(Stored records)
———
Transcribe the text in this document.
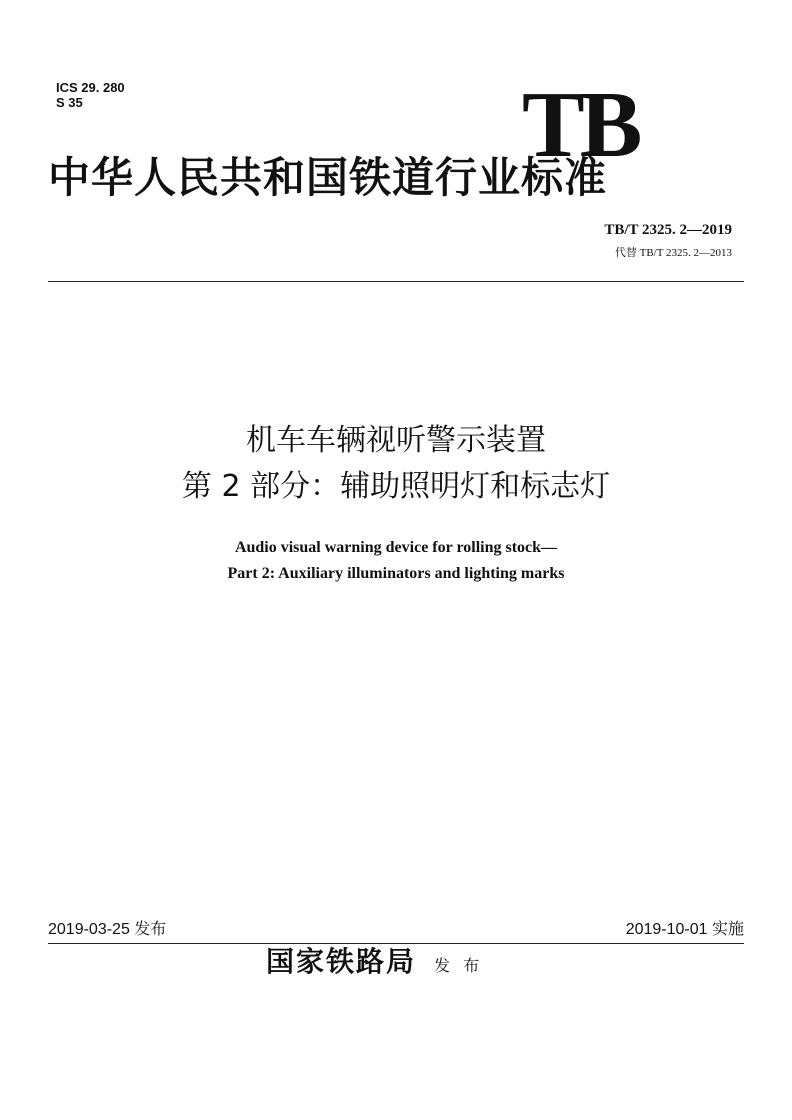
ICS 29. 280
S 35	TB
中华人民共和国铁道行业标准
TB/T 2325. 2—2019
代替 TB/T 2325. 2—2013
机车车辆视听警示装置
第 2 部分：辅助照明灯和标志灯
Audio visual warning device for rolling stock—
Part 2: Auxiliary illuminators and lighting marks
2019-03-25 发布	2019-10-01 实施
国家铁路局 发 布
———
== Exercise directions ==
Strip the images and reproduce the remaining records precisely.

== Expected output ==
Transcribe the text in this document.
ICS 29. 280
S 35	TB
中华人民共和国铁道行业标准
TB/T 2325. 2—2019
代替 TB/T 2325. 2—2013
机车车辆视听警示装置
第 2 部分：辅助照明灯和标志灯
Audio visual warning device for rolling stock—
Part 2: Auxiliary illuminators and lighting marks
2019-03-25 发布	2019-10-01 实施
国家铁路局 发 布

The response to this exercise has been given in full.